*EXERCISE*:
Find how many lines contain "JSON" and state only that number.

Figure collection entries
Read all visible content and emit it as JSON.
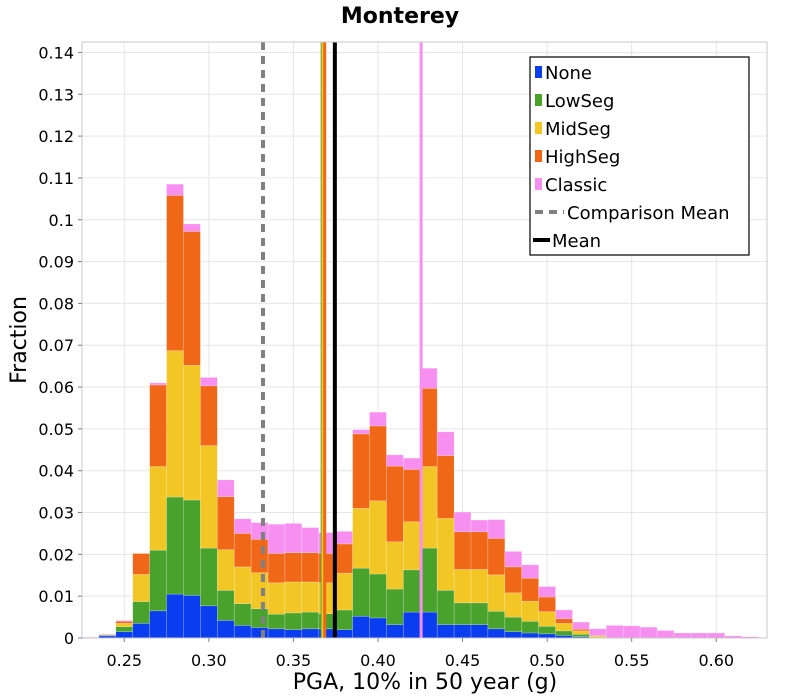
{
  "chart_data": {
    "type": "bar",
    "stacked": true,
    "title": "Monterey",
    "xlabel": "PGA, 10% in 50 year (g)",
    "ylabel": "Fraction",
    "xlim": [
      0.225,
      0.63
    ],
    "ylim": [
      0,
      0.1425
    ],
    "bin_width": 0.01,
    "grid": true,
    "legend_position": "top-right",
    "xticks": [
      0.25,
      0.3,
      0.35,
      0.4,
      0.45,
      0.5,
      0.55,
      0.6
    ],
    "xtick_labels": [
      "0.25",
      "0.30",
      "0.35",
      "0.40",
      "0.45",
      "0.50",
      "0.55",
      "0.60"
    ],
    "yticks": [
      0,
      0.01,
      0.02,
      0.03,
      0.04,
      0.05,
      0.06,
      0.07,
      0.08,
      0.09,
      0.1,
      0.11,
      0.12,
      0.13,
      0.14
    ],
    "ytick_labels": [
      "0",
      "0.01",
      "0.02",
      "0.03",
      "0.04",
      "0.05",
      "0.06",
      "0.07",
      "0.08",
      "0.09",
      "0.1",
      "0.11",
      "0.12",
      "0.13",
      "0.14"
    ],
    "x": [
      0.23,
      0.24,
      0.25,
      0.26,
      0.27,
      0.28,
      0.29,
      0.3,
      0.31,
      0.32,
      0.33,
      0.34,
      0.35,
      0.36,
      0.37,
      0.38,
      0.39,
      0.4,
      0.41,
      0.42,
      0.43,
      0.44,
      0.45,
      0.46,
      0.47,
      0.48,
      0.49,
      0.5,
      0.51,
      0.52,
      0.53,
      0.54,
      0.55,
      0.56,
      0.57,
      0.58,
      0.59,
      0.6,
      0.61,
      0.62
    ],
    "series": [
      {
        "name": "None",
        "color": "#0a3cf0",
        "values": [
          0,
          0.0005,
          0.0015,
          0.0035,
          0.0065,
          0.0105,
          0.0102,
          0.0077,
          0.0042,
          0.003,
          0.0025,
          0.0022,
          0.002,
          0.0022,
          0.0022,
          0.002,
          0.0052,
          0.0048,
          0.0032,
          0.0062,
          0.0062,
          0.0032,
          0.0032,
          0.0032,
          0.0022,
          0.0015,
          0.0012,
          0.001,
          0.0006,
          0.0003,
          0,
          0,
          0,
          0,
          0,
          0,
          0,
          0,
          0,
          0
        ]
      },
      {
        "name": "LowSeg",
        "color": "#48a22b",
        "values": [
          0,
          0.0002,
          0.0012,
          0.0052,
          0.0145,
          0.0232,
          0.0228,
          0.0138,
          0.0072,
          0.0052,
          0.0045,
          0.0035,
          0.004,
          0.004,
          0.0036,
          0.0047,
          0.0115,
          0.0105,
          0.0085,
          0.0101,
          0.0153,
          0.0082,
          0.0052,
          0.0052,
          0.0042,
          0.0035,
          0.0028,
          0.0018,
          0.0011,
          0.0006,
          0.0002,
          0,
          0,
          0,
          0,
          0,
          0,
          0,
          0,
          0
        ]
      },
      {
        "name": "MidSeg",
        "color": "#f2c625",
        "values": [
          0,
          0,
          0.0008,
          0.0065,
          0.02,
          0.035,
          0.0322,
          0.0245,
          0.0097,
          0.0088,
          0.0086,
          0.0075,
          0.0074,
          0.0072,
          0.0074,
          0.0088,
          0.0143,
          0.0175,
          0.0113,
          0.0115,
          0.0195,
          0.0172,
          0.008,
          0.008,
          0.0087,
          0.0058,
          0.0048,
          0.0035,
          0.0018,
          0.0008,
          0.0003,
          0,
          0,
          0,
          0,
          0,
          0,
          0,
          0,
          0
        ]
      },
      {
        "name": "HighSeg",
        "color": "#f06718",
        "values": [
          0,
          0,
          0.0005,
          0.005,
          0.0195,
          0.0371,
          0.032,
          0.0143,
          0.0127,
          0.008,
          0.008,
          0.007,
          0.007,
          0.007,
          0.007,
          0.007,
          0.0178,
          0.0179,
          0.0181,
          0.0125,
          0.0187,
          0.015,
          0.009,
          0.009,
          0.0087,
          0.0062,
          0.0055,
          0.0035,
          0.0011,
          0.0004,
          0.0001,
          0,
          0,
          0,
          0,
          0,
          0,
          0,
          0,
          0
        ]
      },
      {
        "name": "Classic",
        "color": "#f78ff0",
        "values": [
          0.0002,
          0.0002,
          0.0002,
          0,
          0.0005,
          0.0027,
          0.0018,
          0.002,
          0.004,
          0.0035,
          0.004,
          0.007,
          0.007,
          0.006,
          0.005,
          0.003,
          0.001,
          0.0033,
          0.0027,
          0.0027,
          0.0048,
          0.0057,
          0.0047,
          0.0028,
          0.0045,
          0.0037,
          0.0032,
          0.0025,
          0.0021,
          0.0017,
          0.0016,
          0.003,
          0.0029,
          0.0026,
          0.0018,
          0.0012,
          0.0012,
          0.0012,
          0.0005,
          0.0003
        ]
      }
    ],
    "vertical_lines": [
      {
        "name": "LowSeg mean",
        "x": 0.367,
        "color": "#48a22b",
        "style": "solid"
      },
      {
        "name": "MidSeg mean",
        "x": 0.3675,
        "color": "#f2c625",
        "style": "solid"
      },
      {
        "name": "HighSeg mean",
        "x": 0.3685,
        "color": "#f06718",
        "style": "solid"
      },
      {
        "name": "Classic mean",
        "x": 0.4255,
        "color": "#f78ff0",
        "style": "solid"
      },
      {
        "name": "Comparison Mean",
        "x": 0.332,
        "color": "#808080",
        "style": "dashed"
      },
      {
        "name": "Mean",
        "x": 0.3745,
        "color": "#000000",
        "style": "solid"
      }
    ],
    "legend": [
      {
        "label": "None",
        "kind": "box",
        "color": "#0a3cf0"
      },
      {
        "label": "LowSeg",
        "kind": "box",
        "color": "#48a22b"
      },
      {
        "label": "MidSeg",
        "kind": "box",
        "color": "#f2c625"
      },
      {
        "label": "HighSeg",
        "kind": "box",
        "color": "#f06718"
      },
      {
        "label": "Classic",
        "kind": "box",
        "color": "#f78ff0"
      },
      {
        "label": "Comparison Mean",
        "kind": "dashed",
        "color": "#808080"
      },
      {
        "label": "Mean",
        "kind": "solid",
        "color": "#000000"
      }
    ]
  }
}
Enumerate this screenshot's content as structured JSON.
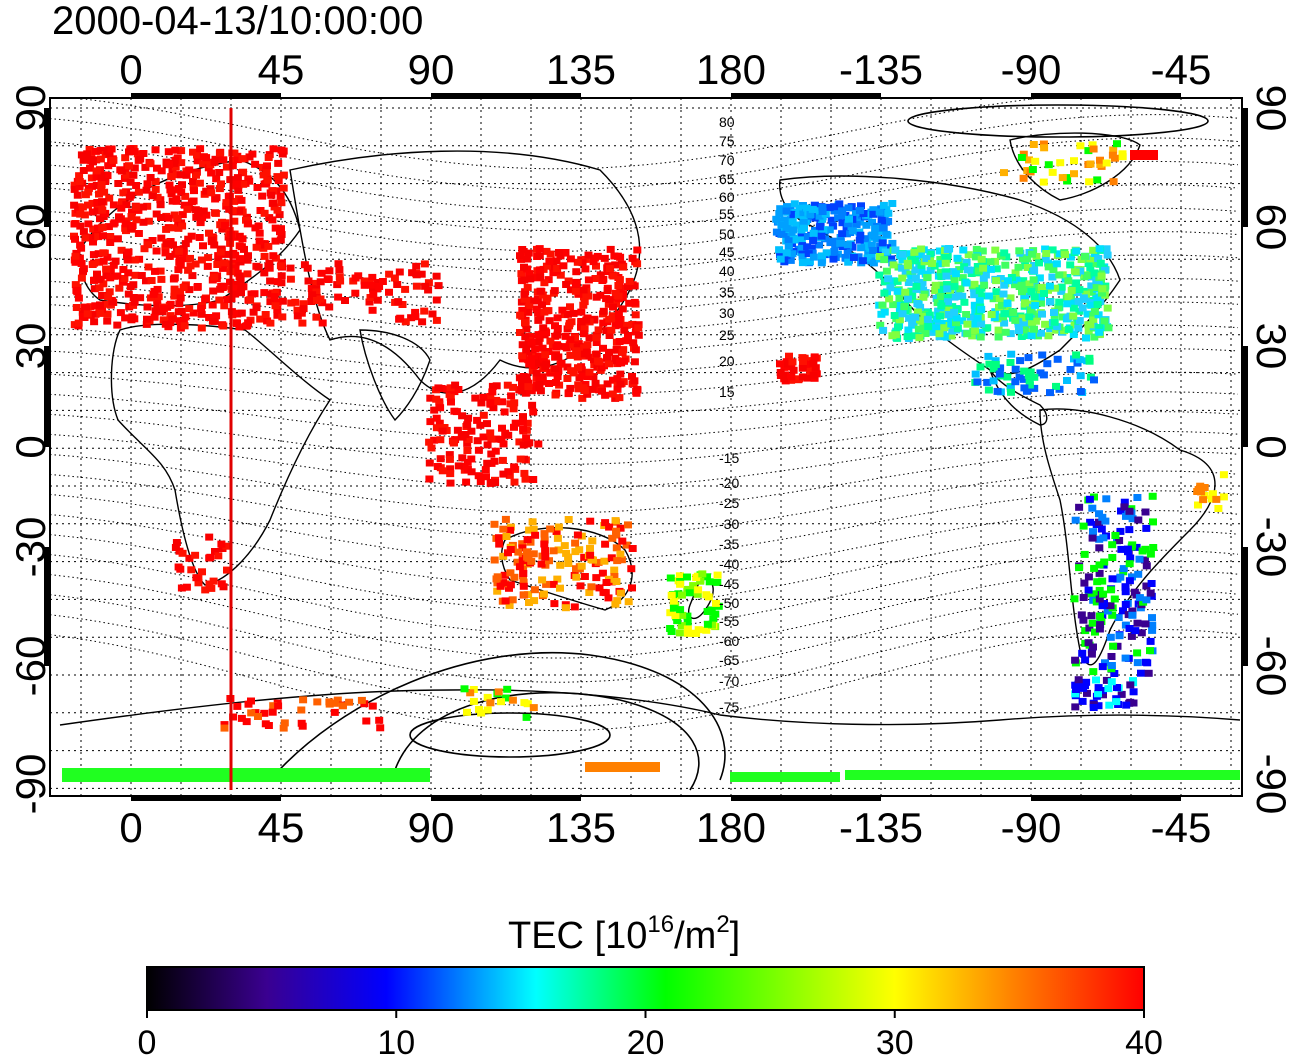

*FINISHED EXERCISE*:
2